What the exercise asks: Search the data for the word "text" and copy every line that contains it.

Data for this task:
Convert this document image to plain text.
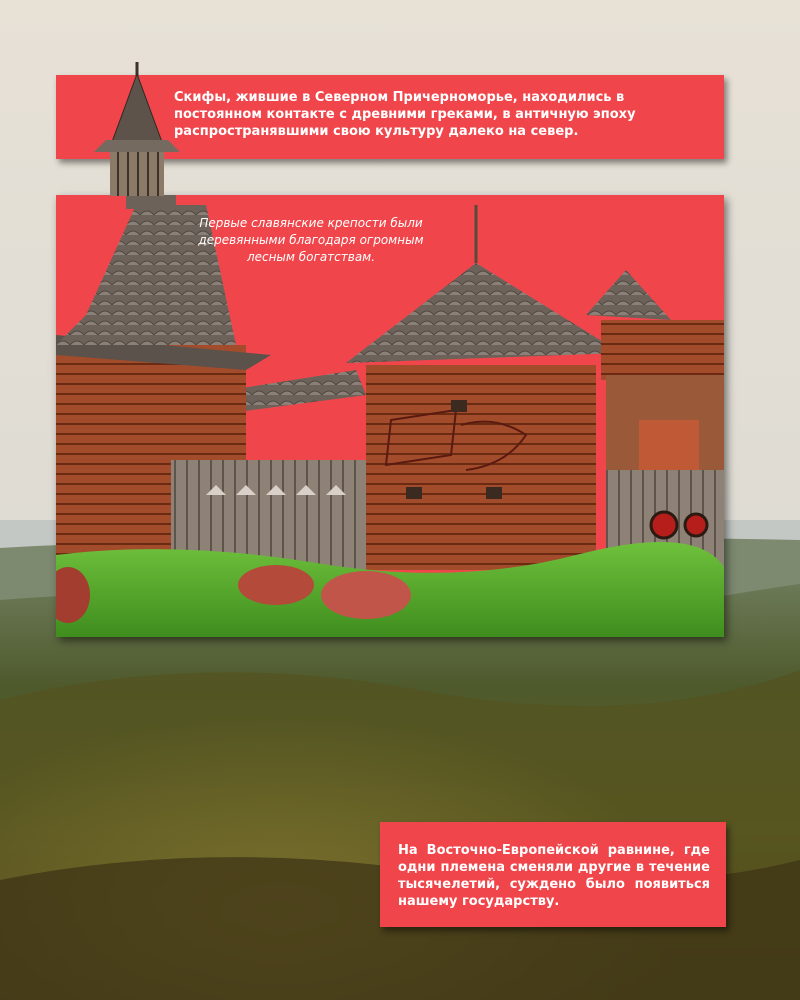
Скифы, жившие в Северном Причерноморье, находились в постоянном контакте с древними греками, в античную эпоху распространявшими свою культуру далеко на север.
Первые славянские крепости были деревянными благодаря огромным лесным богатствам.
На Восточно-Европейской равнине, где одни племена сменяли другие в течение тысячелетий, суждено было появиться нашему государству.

--

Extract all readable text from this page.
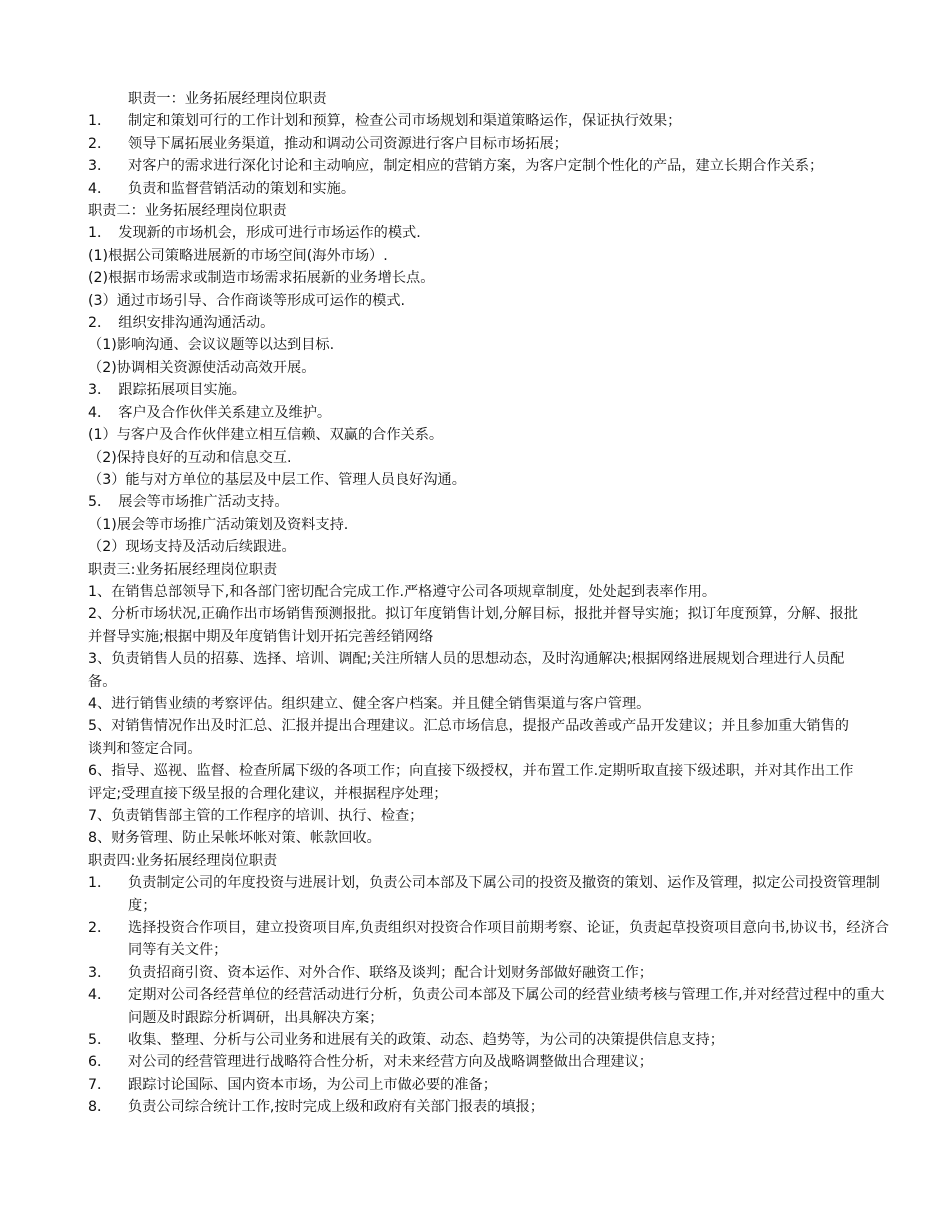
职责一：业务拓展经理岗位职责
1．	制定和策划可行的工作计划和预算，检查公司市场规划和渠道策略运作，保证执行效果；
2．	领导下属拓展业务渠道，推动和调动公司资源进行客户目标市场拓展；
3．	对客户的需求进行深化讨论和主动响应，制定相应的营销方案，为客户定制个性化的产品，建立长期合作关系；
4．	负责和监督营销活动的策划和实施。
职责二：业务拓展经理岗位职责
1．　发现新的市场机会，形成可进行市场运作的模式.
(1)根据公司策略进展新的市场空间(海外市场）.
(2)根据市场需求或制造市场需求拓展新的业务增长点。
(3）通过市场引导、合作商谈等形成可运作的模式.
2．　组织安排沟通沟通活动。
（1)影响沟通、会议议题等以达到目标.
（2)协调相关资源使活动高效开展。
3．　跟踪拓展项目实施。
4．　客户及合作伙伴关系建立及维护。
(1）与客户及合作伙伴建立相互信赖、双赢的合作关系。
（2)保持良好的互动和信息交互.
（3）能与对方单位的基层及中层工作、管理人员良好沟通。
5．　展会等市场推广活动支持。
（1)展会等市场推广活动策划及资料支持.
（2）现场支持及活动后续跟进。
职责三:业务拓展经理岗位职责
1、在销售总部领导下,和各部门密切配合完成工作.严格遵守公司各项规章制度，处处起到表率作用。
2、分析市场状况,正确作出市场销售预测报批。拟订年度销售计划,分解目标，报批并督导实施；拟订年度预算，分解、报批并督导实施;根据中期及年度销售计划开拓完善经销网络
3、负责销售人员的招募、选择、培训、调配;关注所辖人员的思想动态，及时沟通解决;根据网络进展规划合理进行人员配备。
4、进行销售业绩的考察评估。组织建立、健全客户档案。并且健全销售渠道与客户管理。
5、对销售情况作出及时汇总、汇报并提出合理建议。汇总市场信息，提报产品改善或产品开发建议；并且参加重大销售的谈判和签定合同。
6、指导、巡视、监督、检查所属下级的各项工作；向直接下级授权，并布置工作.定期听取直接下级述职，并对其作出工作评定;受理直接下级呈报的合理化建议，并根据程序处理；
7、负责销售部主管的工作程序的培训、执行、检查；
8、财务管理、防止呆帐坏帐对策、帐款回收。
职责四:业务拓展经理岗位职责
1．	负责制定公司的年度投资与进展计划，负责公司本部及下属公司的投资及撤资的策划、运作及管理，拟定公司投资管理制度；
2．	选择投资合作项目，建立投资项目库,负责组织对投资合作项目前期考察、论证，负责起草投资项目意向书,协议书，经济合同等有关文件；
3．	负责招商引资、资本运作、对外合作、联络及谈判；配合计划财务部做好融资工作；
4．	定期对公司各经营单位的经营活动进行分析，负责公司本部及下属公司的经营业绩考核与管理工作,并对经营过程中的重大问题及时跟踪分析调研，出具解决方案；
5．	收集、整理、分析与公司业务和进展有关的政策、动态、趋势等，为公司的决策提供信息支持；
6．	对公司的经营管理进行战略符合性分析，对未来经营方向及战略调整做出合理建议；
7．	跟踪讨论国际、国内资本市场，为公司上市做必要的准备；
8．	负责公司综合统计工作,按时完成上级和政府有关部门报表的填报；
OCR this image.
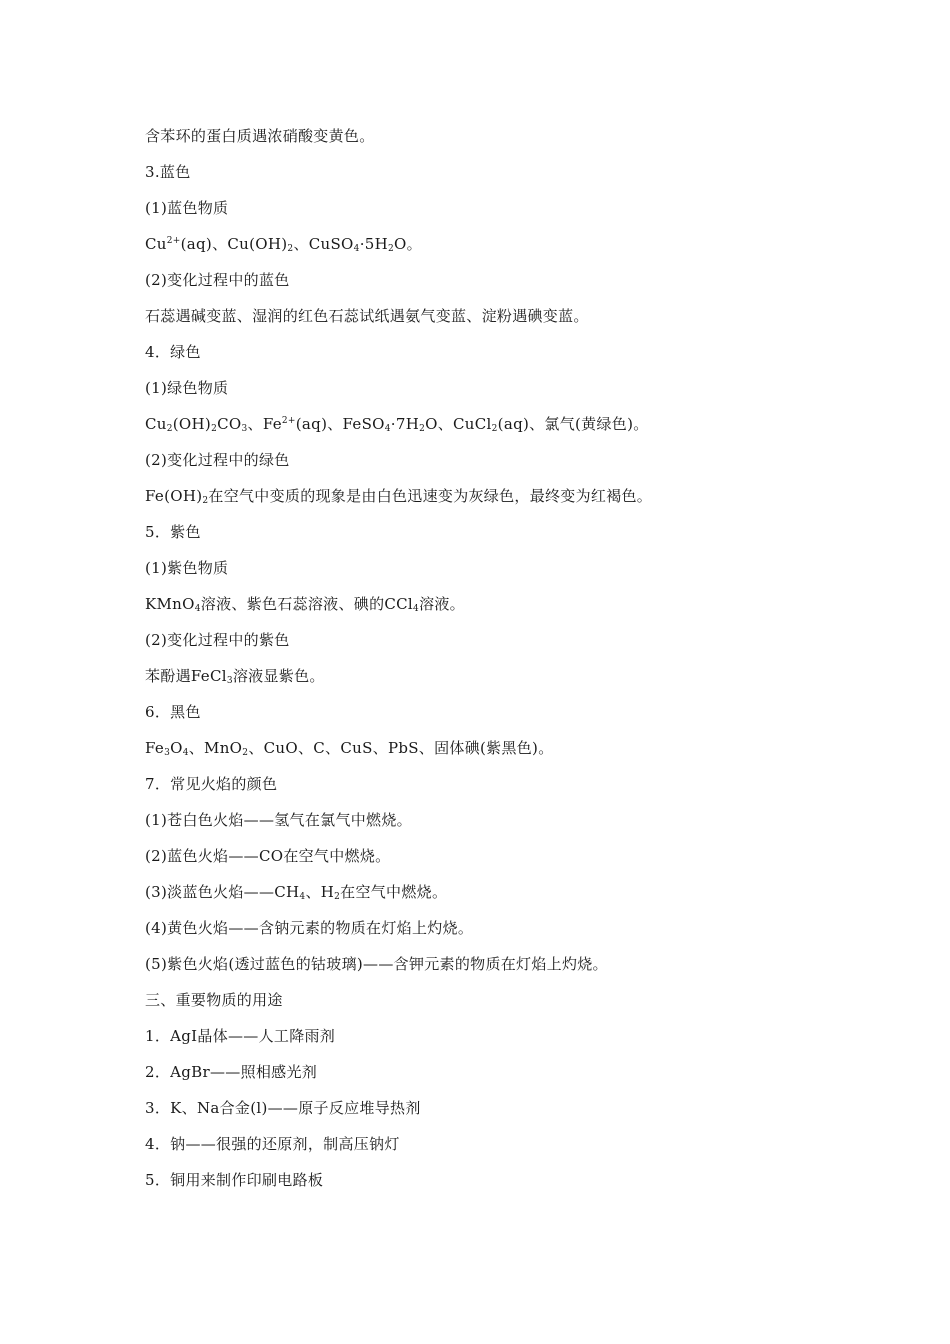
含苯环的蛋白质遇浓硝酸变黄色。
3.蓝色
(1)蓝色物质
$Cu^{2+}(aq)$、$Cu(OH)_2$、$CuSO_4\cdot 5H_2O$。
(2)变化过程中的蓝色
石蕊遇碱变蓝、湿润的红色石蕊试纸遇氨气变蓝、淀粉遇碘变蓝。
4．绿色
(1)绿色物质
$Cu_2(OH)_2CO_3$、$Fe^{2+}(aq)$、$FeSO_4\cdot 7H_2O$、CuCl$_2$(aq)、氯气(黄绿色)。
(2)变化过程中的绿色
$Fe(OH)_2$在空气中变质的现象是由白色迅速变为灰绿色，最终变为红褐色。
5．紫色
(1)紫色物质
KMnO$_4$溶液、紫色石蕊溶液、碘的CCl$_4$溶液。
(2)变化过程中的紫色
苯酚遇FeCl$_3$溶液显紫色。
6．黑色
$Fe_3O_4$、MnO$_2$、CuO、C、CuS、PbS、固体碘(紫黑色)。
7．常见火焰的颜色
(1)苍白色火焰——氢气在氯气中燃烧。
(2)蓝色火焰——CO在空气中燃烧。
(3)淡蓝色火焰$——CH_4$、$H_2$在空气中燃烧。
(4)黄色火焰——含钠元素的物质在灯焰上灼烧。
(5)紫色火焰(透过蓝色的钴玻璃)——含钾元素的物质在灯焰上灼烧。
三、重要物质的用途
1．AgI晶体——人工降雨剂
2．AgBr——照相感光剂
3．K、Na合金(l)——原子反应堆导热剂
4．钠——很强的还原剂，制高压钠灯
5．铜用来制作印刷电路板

---

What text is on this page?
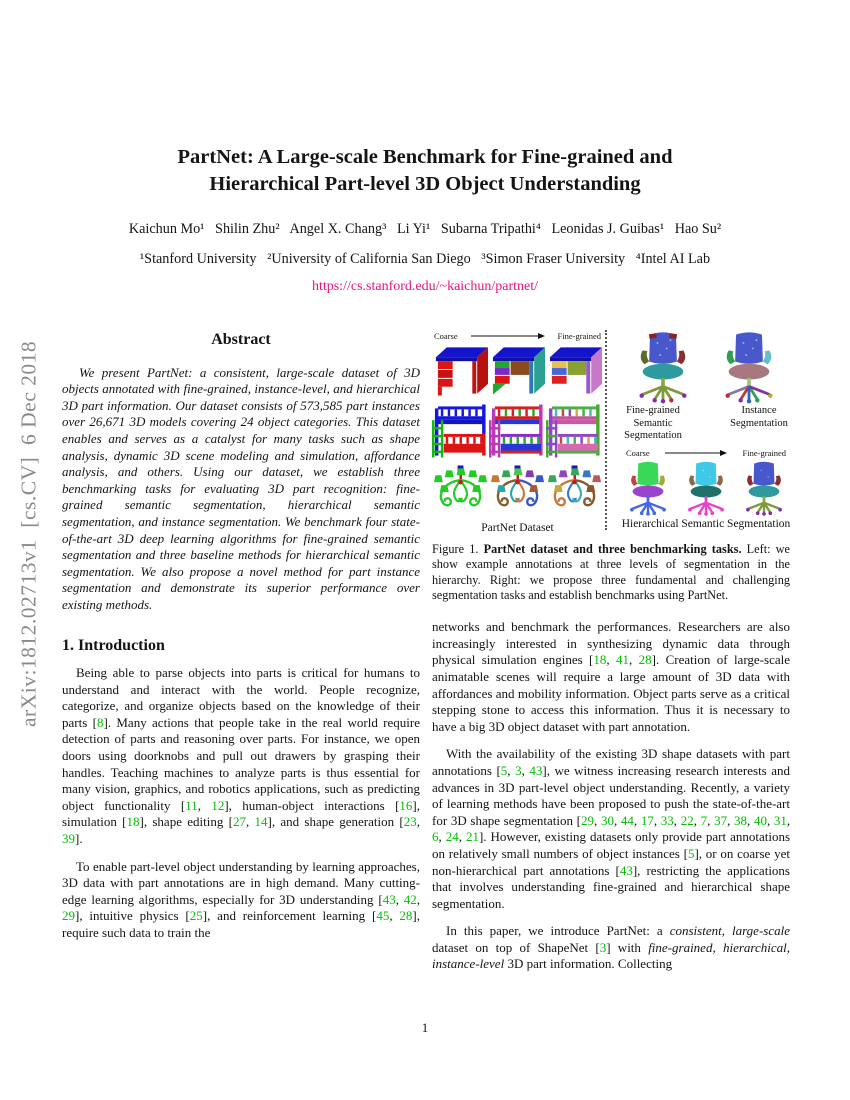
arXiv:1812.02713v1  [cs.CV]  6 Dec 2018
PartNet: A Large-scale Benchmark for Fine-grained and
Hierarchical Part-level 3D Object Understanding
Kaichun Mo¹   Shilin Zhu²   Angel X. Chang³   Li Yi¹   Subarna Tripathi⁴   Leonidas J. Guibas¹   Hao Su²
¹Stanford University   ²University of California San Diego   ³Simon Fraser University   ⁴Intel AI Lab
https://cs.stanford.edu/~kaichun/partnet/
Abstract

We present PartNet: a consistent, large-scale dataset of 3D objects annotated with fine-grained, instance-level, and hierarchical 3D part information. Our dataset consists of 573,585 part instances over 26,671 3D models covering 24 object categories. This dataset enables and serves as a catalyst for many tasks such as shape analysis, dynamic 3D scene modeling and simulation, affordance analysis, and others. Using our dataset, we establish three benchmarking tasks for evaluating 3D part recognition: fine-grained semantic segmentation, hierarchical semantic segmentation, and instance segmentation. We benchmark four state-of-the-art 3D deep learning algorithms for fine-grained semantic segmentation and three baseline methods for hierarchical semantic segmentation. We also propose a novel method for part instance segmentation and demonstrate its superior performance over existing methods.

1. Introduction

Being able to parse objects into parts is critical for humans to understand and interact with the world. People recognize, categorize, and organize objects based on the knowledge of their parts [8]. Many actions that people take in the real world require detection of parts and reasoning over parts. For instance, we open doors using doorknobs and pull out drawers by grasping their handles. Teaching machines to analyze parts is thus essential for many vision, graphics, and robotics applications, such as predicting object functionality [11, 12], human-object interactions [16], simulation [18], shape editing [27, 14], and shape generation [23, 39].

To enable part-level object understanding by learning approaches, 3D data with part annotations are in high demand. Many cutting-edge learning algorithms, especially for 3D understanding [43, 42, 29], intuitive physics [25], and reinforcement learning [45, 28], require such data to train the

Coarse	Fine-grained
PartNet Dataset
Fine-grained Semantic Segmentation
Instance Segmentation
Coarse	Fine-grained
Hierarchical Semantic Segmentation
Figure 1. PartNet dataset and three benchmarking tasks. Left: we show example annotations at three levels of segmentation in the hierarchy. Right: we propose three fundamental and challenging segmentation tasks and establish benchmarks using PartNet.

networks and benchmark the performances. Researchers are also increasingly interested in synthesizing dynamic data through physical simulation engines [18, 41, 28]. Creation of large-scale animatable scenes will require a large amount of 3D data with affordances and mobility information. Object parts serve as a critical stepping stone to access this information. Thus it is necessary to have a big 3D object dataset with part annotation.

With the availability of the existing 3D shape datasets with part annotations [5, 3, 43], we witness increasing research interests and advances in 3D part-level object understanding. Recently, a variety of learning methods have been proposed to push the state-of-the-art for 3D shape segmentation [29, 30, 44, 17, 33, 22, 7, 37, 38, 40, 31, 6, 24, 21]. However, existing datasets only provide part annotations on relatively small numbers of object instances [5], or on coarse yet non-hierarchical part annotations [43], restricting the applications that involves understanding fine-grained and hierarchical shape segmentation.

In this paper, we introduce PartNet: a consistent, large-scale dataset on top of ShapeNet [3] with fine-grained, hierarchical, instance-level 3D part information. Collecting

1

Right answer:
Convert this document image to plain text.
Extract all readable text from this page.
What text is on this page?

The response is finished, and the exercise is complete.